## Requirements
Return each line of the listing below, unchanged, and omit the images.

Dataset excerpt
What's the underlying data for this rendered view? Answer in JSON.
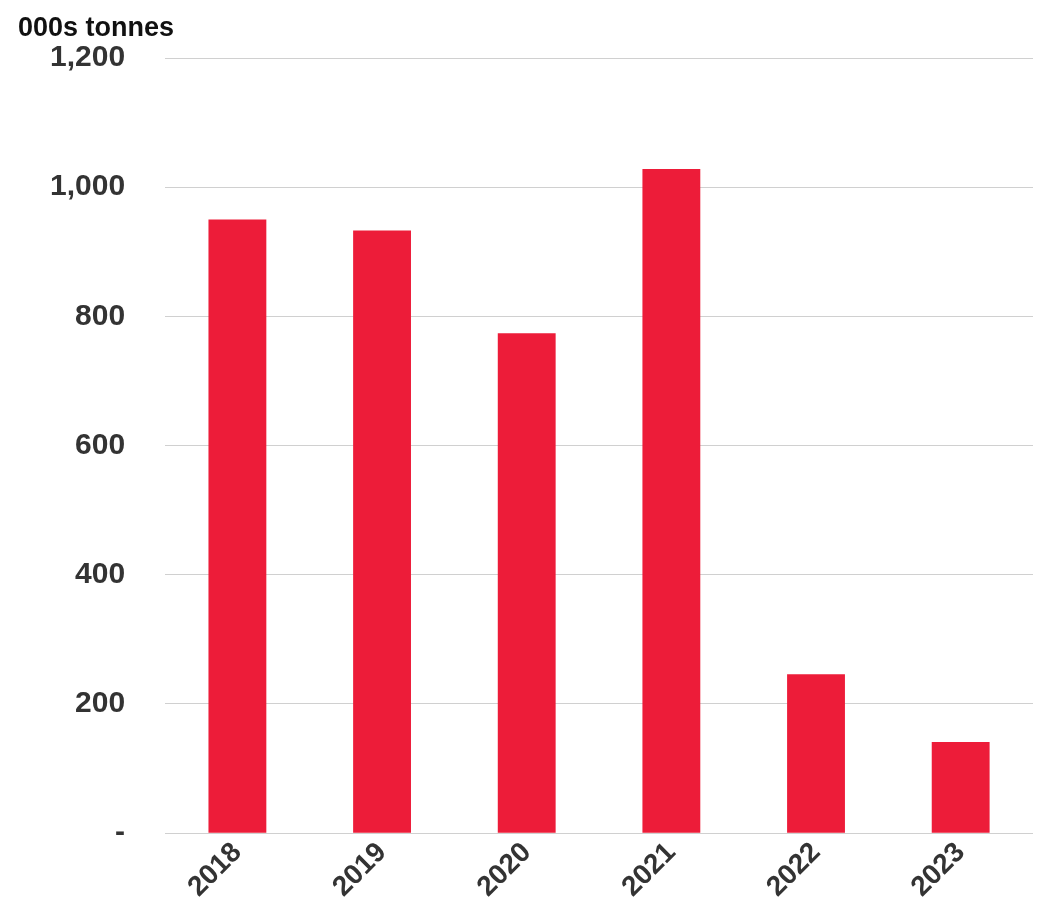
{
  "chart_data": {
    "type": "bar",
    "ylabel": "000s tonnes",
    "categories": [
      "2018",
      "2019",
      "2020",
      "2021",
      "2022",
      "2023"
    ],
    "values": [
      950,
      933,
      774,
      1028,
      246,
      141
    ],
    "color": "#ed1c39",
    "ylim": [
      0,
      1200
    ],
    "yticks": [
      {
        "value": 0,
        "label": "-"
      },
      {
        "value": 200,
        "label": "200"
      },
      {
        "value": 400,
        "label": "400"
      },
      {
        "value": 600,
        "label": "600"
      },
      {
        "value": 800,
        "label": "800"
      },
      {
        "value": 1000,
        "label": "1,000"
      },
      {
        "value": 1200,
        "label": "1,200"
      }
    ],
    "grid": "y",
    "legend": false
  }
}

## Reply
What's the underlying data for this rendered view? Answer in JSON.
{
  "chart_data": {
    "type": "bar",
    "ylabel": "000s tonnes",
    "categories": [
      "2018",
      "2019",
      "2020",
      "2021",
      "2022",
      "2023"
    ],
    "values": [
      950,
      933,
      774,
      1028,
      246,
      141
    ],
    "color": "#ed1c39",
    "ylim": [
      0,
      1200
    ],
    "yticks": [
      {
        "value": 0,
        "label": "-"
      },
      {
        "value": 200,
        "label": "200"
      },
      {
        "value": 400,
        "label": "400"
      },
      {
        "value": 600,
        "label": "600"
      },
      {
        "value": 800,
        "label": "800"
      },
      {
        "value": 1000,
        "label": "1,000"
      },
      {
        "value": 1200,
        "label": "1,200"
      }
    ],
    "grid": "y",
    "legend": false
  }
}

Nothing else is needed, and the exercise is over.